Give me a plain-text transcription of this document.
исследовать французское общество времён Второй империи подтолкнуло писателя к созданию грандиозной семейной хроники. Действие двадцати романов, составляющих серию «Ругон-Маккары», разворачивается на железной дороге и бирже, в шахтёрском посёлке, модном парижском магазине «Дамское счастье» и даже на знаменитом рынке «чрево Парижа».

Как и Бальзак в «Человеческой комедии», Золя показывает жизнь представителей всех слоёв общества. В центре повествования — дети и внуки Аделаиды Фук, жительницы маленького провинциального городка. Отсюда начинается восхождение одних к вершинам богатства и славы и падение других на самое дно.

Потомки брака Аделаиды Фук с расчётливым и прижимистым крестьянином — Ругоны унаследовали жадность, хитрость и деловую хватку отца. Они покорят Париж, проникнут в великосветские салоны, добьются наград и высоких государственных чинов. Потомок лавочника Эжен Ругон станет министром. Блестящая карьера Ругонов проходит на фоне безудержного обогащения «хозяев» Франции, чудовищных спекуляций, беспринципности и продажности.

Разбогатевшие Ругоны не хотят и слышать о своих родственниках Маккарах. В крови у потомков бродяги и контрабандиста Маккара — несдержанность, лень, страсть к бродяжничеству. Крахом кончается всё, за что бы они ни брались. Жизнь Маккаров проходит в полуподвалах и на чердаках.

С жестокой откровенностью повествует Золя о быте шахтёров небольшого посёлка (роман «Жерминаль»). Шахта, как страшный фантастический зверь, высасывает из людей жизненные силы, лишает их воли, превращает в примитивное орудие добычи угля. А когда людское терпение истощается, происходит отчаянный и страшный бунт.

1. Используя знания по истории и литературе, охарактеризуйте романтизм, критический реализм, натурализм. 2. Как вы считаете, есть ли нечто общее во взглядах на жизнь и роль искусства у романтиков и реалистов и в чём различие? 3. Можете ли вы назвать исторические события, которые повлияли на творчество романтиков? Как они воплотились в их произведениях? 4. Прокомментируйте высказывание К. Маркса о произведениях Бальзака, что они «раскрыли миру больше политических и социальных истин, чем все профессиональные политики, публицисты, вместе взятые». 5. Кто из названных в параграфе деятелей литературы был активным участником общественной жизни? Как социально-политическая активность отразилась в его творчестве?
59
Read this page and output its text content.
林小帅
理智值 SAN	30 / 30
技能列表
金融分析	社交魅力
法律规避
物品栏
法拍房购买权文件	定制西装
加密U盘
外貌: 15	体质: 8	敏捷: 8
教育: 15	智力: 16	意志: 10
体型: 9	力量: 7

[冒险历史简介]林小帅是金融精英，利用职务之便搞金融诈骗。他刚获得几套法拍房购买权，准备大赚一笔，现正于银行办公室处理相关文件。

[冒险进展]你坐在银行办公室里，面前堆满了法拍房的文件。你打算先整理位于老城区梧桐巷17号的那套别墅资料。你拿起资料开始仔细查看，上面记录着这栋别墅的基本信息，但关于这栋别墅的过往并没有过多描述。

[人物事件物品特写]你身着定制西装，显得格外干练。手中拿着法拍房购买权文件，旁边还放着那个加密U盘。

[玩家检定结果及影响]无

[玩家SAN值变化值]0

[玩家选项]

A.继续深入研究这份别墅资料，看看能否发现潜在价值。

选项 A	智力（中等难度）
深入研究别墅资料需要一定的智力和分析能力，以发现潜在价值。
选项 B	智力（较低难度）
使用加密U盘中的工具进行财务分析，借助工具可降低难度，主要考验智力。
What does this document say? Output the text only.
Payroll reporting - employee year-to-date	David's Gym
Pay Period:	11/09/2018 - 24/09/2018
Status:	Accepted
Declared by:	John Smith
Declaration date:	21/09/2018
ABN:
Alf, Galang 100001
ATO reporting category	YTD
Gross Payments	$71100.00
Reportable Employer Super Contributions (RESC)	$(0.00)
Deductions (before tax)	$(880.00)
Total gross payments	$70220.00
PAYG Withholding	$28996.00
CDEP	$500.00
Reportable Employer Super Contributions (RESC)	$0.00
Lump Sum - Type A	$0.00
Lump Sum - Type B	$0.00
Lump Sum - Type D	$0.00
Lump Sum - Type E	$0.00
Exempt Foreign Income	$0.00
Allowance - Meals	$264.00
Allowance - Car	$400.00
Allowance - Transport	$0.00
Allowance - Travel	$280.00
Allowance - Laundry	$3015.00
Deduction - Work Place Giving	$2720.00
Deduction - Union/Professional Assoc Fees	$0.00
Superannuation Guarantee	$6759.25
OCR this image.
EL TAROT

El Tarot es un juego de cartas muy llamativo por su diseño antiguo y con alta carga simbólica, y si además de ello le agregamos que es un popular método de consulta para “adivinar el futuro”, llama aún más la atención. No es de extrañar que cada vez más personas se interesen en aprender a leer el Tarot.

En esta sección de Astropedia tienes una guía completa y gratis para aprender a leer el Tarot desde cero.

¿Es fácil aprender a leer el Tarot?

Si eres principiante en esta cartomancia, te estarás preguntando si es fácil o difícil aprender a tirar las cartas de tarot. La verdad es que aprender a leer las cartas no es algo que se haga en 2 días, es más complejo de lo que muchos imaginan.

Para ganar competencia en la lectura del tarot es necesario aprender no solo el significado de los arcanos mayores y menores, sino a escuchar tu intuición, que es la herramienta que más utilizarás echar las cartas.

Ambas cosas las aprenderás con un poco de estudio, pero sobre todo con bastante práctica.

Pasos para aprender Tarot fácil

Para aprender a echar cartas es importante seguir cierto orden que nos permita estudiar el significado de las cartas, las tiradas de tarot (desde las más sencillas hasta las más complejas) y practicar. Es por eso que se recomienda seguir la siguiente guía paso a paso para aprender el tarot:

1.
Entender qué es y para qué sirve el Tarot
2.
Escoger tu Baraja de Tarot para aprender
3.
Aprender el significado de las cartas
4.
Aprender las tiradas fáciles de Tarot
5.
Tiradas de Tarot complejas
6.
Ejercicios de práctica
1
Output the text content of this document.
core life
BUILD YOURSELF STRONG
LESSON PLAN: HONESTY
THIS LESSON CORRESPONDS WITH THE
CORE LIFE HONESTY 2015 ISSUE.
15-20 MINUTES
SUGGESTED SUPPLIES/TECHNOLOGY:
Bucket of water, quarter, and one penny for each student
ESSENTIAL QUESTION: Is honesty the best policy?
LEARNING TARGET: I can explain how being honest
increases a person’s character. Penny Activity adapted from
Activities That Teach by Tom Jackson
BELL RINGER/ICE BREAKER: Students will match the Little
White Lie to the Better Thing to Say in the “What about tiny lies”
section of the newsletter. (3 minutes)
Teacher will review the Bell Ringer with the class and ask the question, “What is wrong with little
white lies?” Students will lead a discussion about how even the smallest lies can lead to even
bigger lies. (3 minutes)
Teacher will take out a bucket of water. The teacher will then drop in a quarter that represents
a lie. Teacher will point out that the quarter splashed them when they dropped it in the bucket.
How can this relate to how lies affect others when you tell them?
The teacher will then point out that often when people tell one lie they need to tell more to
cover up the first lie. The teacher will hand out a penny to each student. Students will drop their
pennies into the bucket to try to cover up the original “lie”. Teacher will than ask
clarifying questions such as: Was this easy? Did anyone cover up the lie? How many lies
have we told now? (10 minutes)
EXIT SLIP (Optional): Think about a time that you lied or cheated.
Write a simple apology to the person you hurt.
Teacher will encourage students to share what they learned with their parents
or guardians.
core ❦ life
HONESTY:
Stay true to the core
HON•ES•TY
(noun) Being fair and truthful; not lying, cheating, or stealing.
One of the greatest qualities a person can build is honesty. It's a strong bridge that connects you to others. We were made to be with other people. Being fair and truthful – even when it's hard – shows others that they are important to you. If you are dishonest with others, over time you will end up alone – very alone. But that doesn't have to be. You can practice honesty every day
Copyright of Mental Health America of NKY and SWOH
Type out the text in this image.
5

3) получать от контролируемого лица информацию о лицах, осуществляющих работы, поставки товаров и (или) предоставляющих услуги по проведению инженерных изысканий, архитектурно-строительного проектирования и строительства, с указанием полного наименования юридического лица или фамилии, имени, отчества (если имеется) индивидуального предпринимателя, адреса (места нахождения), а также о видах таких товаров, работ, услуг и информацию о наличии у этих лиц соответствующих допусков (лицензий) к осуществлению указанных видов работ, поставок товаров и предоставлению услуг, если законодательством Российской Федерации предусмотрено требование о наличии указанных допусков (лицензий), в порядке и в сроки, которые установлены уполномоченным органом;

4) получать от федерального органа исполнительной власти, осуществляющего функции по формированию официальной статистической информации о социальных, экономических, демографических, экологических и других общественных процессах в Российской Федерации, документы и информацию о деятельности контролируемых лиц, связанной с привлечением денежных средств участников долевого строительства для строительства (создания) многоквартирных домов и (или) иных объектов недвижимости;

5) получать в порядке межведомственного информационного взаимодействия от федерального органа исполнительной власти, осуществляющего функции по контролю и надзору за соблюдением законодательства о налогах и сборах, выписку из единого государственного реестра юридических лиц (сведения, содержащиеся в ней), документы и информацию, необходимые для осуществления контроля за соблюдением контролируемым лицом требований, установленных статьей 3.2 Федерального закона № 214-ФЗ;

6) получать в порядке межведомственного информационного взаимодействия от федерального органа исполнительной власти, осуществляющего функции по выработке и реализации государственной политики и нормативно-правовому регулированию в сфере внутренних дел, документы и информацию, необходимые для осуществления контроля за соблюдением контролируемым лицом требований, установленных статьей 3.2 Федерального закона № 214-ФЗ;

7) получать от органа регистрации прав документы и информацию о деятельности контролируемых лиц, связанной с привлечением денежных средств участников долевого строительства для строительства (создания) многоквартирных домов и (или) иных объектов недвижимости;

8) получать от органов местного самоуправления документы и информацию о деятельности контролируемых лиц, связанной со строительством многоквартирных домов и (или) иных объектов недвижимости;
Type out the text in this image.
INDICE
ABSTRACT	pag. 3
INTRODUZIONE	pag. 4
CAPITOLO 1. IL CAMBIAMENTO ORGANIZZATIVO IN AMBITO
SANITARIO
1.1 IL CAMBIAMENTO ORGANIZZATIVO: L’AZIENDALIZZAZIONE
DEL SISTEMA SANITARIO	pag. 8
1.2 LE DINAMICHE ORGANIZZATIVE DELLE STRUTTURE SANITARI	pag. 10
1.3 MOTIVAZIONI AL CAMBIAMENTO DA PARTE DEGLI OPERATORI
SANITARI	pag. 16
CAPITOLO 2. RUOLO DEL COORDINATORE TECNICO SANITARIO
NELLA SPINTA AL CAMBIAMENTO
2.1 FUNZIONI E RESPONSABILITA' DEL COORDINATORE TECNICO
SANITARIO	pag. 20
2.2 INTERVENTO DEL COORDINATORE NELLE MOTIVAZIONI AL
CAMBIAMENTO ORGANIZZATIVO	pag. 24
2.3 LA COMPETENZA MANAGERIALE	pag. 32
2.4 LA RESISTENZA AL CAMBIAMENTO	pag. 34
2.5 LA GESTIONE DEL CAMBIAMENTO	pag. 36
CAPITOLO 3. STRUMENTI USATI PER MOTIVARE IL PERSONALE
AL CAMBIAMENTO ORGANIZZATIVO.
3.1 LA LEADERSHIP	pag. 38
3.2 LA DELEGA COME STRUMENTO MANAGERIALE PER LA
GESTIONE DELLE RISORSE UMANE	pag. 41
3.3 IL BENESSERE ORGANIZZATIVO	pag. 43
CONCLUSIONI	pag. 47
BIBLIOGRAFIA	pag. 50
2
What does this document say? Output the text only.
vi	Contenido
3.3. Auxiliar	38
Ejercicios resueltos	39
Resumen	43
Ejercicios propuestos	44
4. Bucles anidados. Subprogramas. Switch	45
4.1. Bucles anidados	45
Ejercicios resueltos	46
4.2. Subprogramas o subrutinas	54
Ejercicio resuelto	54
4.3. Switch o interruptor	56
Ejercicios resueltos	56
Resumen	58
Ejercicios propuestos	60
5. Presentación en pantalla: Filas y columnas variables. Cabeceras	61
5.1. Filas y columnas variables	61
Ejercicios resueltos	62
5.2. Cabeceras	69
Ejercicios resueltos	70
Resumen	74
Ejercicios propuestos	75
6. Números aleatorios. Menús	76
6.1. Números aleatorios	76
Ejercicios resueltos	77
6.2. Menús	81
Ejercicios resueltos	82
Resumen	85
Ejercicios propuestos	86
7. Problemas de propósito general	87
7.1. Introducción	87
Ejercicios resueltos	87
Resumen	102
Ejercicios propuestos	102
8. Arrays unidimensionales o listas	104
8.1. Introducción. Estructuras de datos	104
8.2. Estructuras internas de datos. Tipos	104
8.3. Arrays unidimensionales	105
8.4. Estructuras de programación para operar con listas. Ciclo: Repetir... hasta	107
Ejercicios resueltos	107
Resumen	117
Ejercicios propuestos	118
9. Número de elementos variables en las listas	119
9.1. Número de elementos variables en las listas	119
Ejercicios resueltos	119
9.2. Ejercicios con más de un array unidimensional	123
==*==
Which lines include the word "content"? List them all.

Read this page and output its text content.
Output the text content of this document.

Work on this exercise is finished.